== What you have to do ==
In the data below, find each line containing the string "GOLD" and return it.
━━ Given data ━━
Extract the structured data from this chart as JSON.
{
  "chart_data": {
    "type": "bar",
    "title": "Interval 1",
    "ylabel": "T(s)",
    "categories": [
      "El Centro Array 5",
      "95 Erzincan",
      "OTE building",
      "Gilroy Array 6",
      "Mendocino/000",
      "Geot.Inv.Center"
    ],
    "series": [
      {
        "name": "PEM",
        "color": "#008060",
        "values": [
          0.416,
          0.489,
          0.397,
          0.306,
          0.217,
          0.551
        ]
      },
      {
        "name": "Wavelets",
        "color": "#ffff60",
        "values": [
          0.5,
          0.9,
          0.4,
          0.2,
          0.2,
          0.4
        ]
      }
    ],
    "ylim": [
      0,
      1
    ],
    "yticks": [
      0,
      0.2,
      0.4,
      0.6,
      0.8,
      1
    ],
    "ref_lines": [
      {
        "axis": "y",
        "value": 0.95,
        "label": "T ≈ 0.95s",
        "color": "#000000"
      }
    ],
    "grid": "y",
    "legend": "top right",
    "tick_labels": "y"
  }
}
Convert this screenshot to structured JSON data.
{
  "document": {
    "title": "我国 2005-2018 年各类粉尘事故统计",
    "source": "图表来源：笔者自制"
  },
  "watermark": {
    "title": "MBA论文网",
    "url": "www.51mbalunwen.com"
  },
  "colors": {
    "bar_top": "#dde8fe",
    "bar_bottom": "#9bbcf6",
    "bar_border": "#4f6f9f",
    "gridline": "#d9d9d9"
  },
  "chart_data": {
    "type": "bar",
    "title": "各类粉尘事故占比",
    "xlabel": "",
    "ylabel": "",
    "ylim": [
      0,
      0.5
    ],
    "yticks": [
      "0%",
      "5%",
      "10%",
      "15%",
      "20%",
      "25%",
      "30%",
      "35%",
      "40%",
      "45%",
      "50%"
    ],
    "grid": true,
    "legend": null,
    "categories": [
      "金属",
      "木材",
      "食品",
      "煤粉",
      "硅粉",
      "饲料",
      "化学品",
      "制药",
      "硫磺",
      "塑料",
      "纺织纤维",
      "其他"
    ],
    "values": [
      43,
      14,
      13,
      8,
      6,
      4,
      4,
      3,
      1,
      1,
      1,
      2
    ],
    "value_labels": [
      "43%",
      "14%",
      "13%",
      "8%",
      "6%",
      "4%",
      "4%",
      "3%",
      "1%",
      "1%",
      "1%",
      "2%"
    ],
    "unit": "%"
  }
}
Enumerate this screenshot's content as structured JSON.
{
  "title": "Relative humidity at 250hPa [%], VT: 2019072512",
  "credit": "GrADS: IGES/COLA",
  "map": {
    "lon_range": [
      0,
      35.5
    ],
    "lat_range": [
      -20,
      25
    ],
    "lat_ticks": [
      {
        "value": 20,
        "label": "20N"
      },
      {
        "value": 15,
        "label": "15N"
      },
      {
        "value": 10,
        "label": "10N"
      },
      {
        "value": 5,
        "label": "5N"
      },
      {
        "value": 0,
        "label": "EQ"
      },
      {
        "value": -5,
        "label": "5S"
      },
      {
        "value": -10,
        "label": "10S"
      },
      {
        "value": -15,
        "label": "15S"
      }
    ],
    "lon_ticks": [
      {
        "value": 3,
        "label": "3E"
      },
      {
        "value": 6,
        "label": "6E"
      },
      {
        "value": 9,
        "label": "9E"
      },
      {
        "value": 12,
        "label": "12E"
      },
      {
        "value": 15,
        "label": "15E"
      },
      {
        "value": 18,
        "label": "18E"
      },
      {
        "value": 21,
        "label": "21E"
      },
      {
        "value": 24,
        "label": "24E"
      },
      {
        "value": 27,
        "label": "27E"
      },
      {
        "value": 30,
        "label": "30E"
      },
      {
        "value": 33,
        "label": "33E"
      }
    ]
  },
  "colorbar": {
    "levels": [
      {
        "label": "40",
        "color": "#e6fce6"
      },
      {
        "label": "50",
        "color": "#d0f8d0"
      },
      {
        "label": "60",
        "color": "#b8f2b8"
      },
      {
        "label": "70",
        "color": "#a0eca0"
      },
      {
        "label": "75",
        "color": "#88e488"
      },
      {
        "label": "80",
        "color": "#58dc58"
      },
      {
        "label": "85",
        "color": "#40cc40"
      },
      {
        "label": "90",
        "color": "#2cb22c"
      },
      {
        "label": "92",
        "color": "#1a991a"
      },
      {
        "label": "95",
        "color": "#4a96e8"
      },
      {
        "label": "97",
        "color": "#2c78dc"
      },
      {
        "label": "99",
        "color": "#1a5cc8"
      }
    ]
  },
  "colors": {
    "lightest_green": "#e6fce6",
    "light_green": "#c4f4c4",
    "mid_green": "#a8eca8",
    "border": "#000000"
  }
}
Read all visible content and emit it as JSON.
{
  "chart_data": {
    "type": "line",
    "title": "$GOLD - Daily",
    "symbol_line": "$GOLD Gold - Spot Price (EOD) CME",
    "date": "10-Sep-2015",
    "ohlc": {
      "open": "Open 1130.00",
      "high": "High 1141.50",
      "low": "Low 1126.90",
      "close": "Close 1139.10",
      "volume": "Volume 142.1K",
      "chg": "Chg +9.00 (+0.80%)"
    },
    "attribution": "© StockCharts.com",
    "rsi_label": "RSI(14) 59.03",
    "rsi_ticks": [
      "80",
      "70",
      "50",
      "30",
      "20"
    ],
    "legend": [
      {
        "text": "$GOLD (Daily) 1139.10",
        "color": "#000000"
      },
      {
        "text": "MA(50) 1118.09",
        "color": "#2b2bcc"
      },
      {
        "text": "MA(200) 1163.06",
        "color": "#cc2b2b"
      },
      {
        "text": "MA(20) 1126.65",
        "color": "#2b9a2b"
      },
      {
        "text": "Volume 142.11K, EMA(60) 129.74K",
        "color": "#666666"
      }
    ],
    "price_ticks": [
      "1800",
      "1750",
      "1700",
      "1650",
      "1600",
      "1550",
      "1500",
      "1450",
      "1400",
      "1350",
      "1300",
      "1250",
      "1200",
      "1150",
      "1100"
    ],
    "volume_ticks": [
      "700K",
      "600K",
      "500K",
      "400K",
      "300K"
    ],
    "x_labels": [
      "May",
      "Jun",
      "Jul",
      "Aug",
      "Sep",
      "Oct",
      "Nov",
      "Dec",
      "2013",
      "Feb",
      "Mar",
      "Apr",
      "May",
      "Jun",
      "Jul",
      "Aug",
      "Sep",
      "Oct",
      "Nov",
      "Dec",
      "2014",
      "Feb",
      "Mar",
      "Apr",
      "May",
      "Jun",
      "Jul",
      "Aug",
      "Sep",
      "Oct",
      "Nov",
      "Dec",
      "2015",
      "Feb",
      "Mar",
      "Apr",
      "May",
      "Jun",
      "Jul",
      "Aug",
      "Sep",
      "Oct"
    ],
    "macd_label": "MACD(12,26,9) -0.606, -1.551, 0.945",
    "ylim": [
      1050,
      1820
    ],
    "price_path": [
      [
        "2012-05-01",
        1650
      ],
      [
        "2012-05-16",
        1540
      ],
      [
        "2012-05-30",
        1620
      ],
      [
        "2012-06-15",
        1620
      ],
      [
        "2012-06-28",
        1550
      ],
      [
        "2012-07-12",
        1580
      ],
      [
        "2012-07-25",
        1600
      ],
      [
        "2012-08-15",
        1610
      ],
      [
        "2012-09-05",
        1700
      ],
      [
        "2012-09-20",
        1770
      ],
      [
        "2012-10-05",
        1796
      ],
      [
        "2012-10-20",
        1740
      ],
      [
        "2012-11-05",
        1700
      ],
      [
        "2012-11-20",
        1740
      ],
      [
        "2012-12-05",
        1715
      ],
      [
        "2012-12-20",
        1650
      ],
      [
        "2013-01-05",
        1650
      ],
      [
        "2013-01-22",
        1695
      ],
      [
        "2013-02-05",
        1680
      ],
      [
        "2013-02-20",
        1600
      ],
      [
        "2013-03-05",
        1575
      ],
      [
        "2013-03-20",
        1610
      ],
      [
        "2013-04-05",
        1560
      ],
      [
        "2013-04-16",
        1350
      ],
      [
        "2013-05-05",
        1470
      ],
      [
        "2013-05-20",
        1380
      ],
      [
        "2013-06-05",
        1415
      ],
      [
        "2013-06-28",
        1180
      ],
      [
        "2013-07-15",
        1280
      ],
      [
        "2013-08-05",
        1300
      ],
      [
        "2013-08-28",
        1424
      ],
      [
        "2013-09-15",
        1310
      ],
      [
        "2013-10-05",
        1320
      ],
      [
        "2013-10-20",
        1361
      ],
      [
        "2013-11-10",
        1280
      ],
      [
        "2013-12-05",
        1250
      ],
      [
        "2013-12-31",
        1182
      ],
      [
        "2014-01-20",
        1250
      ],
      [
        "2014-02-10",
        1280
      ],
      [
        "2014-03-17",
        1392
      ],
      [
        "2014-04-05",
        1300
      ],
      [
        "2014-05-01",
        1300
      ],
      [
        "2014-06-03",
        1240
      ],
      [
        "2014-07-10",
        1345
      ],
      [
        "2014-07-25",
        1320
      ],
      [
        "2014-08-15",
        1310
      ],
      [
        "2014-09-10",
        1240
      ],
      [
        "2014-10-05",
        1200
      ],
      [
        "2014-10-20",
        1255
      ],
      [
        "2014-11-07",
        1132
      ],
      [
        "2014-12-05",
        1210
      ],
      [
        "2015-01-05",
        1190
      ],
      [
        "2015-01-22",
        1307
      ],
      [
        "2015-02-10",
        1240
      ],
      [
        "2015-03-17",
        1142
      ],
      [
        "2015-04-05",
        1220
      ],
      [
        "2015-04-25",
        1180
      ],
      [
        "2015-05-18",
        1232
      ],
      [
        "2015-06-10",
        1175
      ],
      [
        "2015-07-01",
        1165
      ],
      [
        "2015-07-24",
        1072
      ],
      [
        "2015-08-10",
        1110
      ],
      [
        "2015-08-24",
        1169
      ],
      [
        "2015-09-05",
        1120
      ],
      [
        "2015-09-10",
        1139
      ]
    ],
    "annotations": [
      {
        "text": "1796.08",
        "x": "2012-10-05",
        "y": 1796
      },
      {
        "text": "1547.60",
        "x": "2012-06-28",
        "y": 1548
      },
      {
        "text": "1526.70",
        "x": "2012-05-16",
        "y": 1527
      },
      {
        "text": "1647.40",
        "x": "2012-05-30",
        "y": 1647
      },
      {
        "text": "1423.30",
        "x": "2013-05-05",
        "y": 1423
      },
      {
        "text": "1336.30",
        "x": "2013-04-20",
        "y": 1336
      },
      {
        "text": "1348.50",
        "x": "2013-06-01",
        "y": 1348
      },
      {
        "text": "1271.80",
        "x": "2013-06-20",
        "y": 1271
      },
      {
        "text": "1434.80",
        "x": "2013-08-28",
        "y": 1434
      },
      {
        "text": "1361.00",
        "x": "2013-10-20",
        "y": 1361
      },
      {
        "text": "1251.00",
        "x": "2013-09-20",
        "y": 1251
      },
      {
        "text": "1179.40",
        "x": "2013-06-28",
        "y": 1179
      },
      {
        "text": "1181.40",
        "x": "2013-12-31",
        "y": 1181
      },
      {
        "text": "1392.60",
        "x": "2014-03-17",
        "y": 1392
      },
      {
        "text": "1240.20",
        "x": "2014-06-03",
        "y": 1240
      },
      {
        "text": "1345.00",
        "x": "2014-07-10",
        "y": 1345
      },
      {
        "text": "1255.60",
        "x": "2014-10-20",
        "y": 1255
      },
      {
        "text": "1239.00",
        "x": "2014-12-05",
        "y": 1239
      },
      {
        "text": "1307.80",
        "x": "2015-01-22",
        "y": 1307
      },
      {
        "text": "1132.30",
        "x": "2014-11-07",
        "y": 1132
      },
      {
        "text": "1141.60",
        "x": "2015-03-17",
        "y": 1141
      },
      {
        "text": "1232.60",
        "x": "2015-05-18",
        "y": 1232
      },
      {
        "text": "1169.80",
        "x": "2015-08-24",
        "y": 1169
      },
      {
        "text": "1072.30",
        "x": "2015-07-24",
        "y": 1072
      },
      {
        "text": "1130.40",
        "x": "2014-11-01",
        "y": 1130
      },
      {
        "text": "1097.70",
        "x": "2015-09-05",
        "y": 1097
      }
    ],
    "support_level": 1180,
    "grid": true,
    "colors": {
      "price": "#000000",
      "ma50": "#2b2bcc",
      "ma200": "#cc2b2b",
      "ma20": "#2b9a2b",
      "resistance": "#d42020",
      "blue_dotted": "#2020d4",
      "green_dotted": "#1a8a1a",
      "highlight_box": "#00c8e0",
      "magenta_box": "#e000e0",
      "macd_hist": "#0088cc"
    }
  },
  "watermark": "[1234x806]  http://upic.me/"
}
━━━
== Answer in full ==
    "title": "$GOLD - Daily",
    "symbol_line": "$GOLD Gold - Spot Price (EOD) CME",
        "text": "$GOLD (Daily) 1139.10",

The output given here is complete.